■ Data for this task ■
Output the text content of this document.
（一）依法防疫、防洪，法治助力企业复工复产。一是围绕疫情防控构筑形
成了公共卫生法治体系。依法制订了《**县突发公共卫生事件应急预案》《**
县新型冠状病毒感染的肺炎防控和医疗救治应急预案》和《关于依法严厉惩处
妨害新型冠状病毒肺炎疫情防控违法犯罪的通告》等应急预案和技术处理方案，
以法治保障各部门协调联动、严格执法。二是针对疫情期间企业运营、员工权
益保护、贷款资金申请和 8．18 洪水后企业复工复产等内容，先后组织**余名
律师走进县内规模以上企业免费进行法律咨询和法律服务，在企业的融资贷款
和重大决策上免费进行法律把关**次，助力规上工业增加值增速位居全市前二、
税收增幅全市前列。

■ Aim ■
Faithfully reproduce all of the records, character for character.

■ Exercise output ■
Output the text content of this document.
（一）依法防疫、防洪，法治助力企业复工复产。一是围绕疫情防控构筑形
成了公共卫生法治体系。依法制订了《**县突发公共卫生事件应急预案》《**
县新型冠状病毒感染的肺炎防控和医疗救治应急预案》和《关于依法严厉惩处
妨害新型冠状病毒肺炎疫情防控违法犯罪的通告》等应急预案和技术处理方案，
以法治保障各部门协调联动、严格执法。二是针对疫情期间企业运营、员工权
益保护、贷款资金申请和 8．18 洪水后企业复工复产等内容，先后组织**余名
律师走进县内规模以上企业免费进行法律咨询和法律服务，在企业的融资贷款
和重大决策上免费进行法律把关**次，助力规上工业增加值增速位居全市前二、
税收增幅全市前列。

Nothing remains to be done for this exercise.